* BEGIN Record extracts *
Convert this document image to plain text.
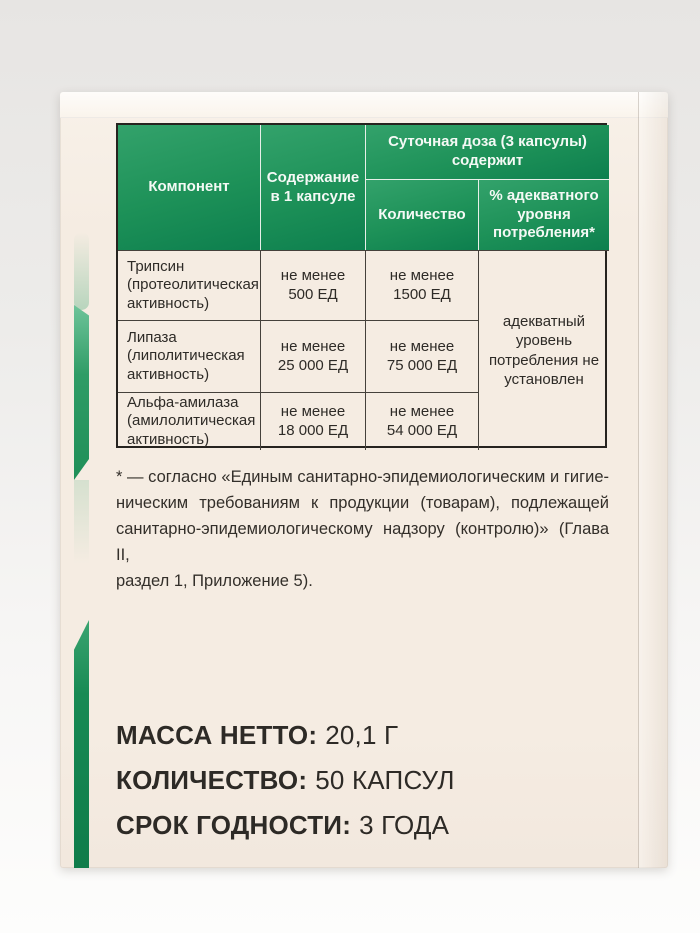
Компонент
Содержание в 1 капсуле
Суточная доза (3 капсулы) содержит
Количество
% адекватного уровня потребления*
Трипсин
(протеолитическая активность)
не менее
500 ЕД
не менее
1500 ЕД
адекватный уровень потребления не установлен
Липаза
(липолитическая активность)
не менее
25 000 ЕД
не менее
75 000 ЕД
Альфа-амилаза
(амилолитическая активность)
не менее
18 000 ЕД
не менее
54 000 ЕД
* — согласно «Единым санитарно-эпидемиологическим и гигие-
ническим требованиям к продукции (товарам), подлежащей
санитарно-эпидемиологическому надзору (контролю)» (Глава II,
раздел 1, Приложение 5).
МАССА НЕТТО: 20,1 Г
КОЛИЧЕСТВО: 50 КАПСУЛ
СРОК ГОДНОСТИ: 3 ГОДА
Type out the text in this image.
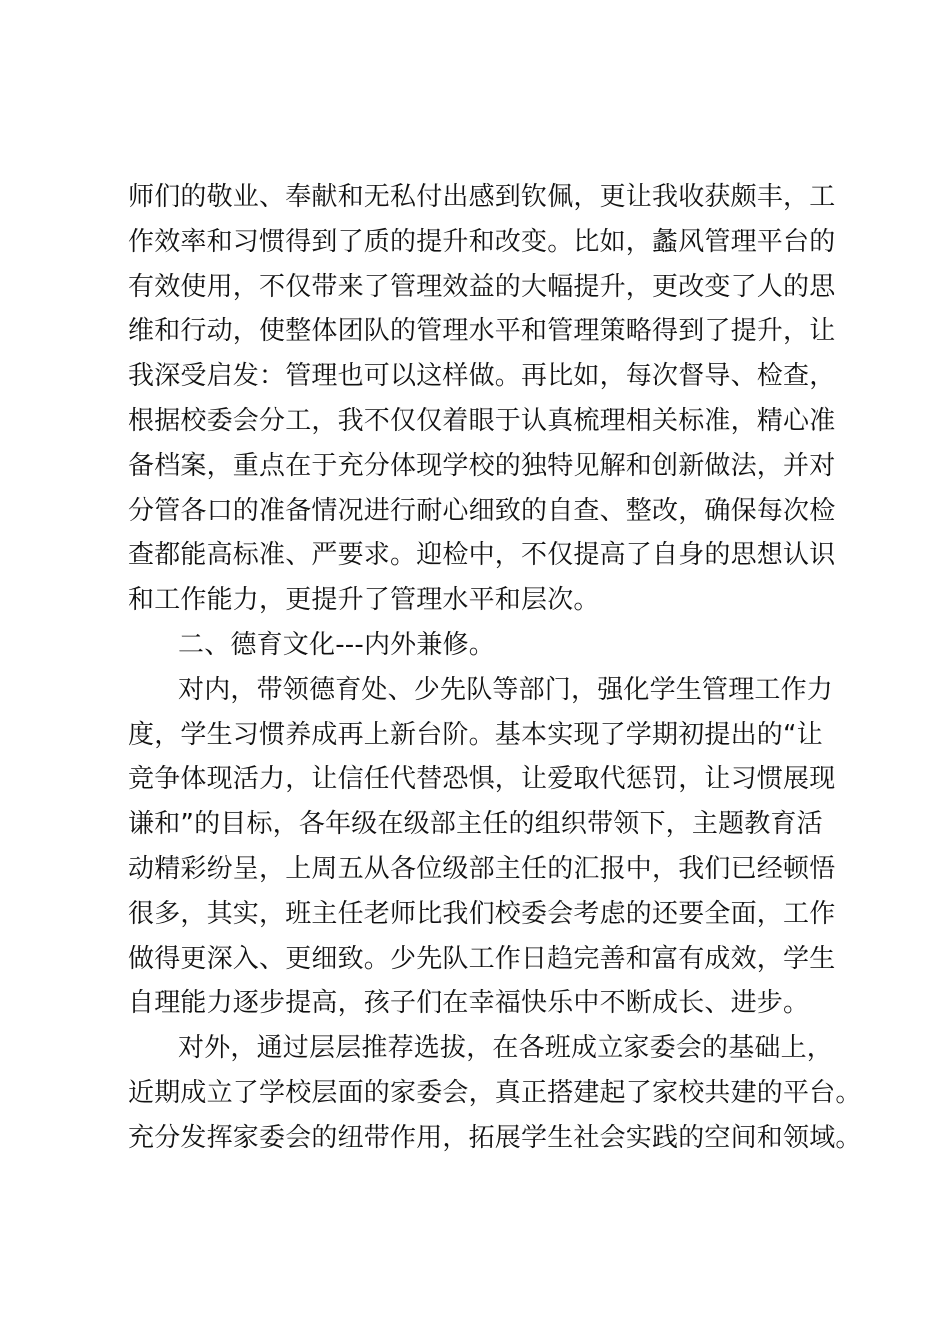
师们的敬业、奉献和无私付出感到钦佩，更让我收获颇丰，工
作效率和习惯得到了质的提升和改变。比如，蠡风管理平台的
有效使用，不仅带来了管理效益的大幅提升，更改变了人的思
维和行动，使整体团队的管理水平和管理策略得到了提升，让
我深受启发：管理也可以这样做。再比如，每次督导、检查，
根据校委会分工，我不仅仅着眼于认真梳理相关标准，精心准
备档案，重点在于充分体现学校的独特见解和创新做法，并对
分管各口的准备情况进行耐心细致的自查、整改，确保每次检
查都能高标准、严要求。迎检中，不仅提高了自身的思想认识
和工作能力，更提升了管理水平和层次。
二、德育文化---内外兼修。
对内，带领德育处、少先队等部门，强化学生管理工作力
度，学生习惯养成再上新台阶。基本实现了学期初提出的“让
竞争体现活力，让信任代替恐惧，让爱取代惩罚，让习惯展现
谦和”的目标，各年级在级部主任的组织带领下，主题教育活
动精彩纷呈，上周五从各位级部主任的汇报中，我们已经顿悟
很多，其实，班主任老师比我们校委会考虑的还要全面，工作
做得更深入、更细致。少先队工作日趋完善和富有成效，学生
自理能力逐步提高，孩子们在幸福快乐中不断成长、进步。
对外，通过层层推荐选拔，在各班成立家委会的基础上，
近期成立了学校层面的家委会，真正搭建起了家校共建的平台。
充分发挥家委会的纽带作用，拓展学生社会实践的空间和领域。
* END Record extracts *
* BEGIN Record extracts *
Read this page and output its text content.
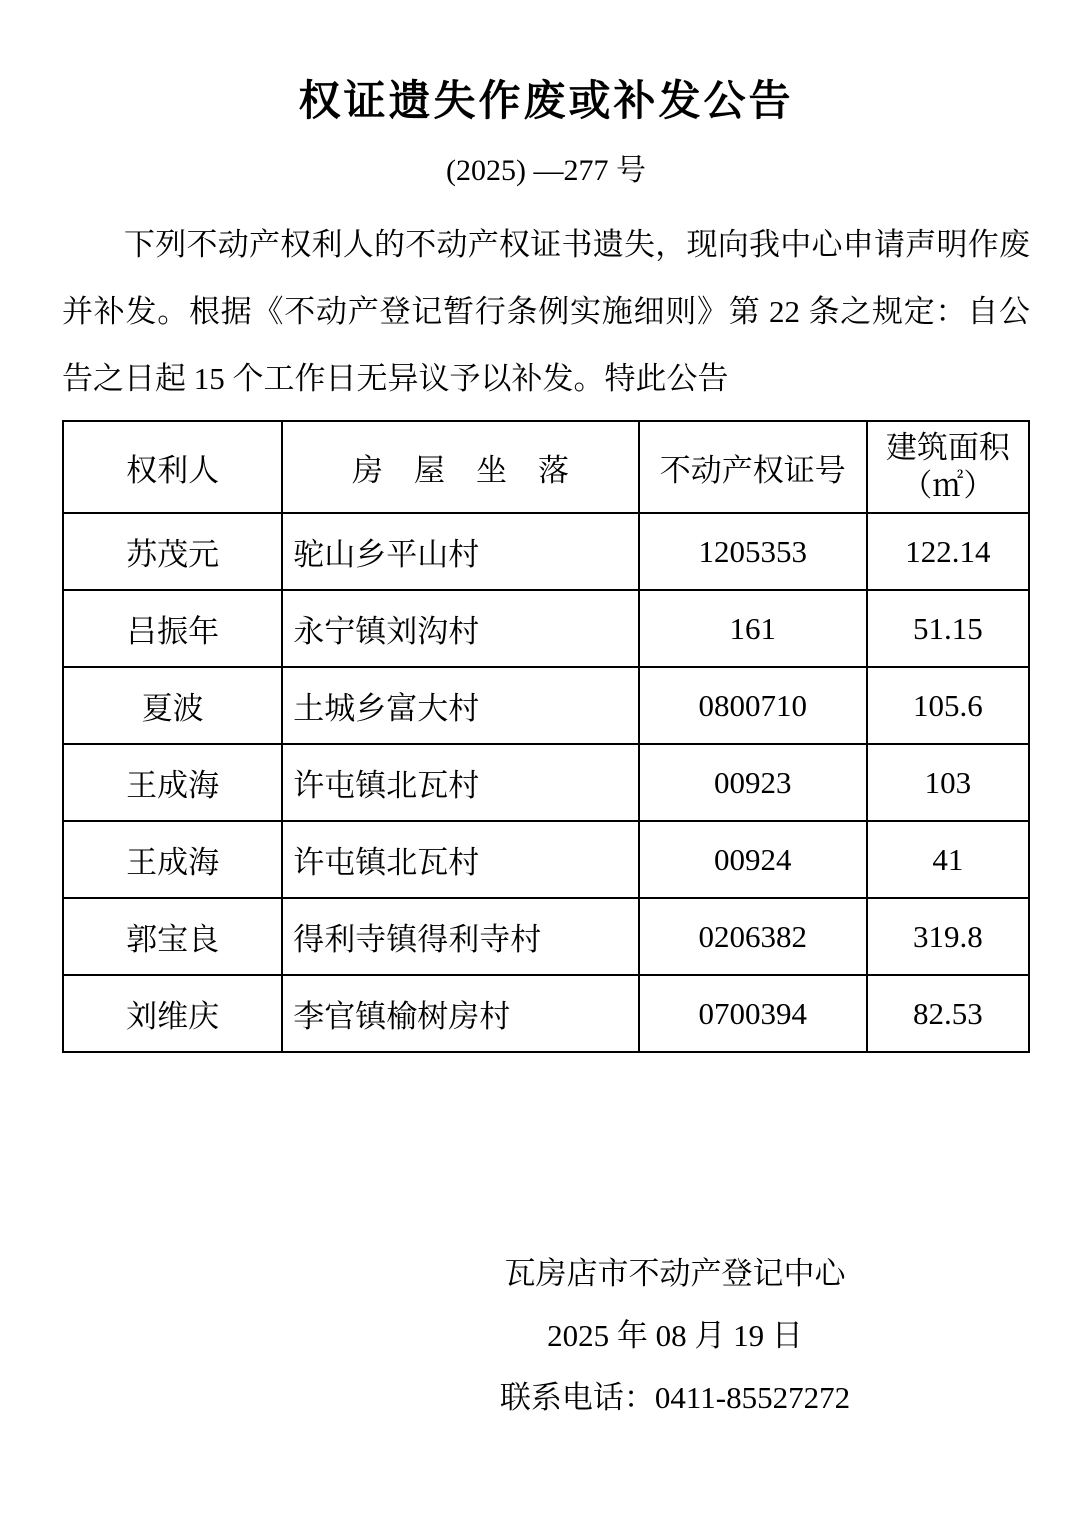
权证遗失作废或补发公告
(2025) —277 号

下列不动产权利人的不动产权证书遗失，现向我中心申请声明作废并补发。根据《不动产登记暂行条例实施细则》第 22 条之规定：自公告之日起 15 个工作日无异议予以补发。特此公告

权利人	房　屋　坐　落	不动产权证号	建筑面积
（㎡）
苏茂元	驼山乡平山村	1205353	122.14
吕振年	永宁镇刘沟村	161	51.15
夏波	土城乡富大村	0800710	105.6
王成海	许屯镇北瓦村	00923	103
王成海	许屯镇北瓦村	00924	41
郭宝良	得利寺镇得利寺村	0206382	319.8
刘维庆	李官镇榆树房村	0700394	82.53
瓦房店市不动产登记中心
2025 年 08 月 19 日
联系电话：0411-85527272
* END Record extracts *
* BEGIN Record extracts *
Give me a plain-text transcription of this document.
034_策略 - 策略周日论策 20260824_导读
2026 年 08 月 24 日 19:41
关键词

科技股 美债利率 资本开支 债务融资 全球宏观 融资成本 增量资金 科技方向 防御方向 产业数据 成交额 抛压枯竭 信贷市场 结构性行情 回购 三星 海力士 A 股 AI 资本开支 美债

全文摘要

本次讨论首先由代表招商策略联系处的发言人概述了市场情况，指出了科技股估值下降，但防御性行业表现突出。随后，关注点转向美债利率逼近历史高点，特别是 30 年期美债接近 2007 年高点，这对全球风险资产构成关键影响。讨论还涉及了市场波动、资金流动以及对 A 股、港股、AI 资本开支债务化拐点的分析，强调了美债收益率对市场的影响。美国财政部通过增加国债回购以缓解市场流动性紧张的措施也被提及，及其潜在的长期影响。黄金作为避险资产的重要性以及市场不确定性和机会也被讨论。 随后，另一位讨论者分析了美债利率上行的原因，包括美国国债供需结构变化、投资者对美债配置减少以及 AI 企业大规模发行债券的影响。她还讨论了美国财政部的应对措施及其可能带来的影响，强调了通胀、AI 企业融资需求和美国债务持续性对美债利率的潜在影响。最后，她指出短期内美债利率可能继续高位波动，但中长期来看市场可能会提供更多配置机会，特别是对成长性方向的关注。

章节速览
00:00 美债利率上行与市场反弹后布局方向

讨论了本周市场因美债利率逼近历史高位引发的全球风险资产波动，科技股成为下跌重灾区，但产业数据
* END Record extracts *
> [Exercise prompt]: Report how many lines of the entries hold the string "document". Provide the number alone.

> [Reply to the exercise]: 2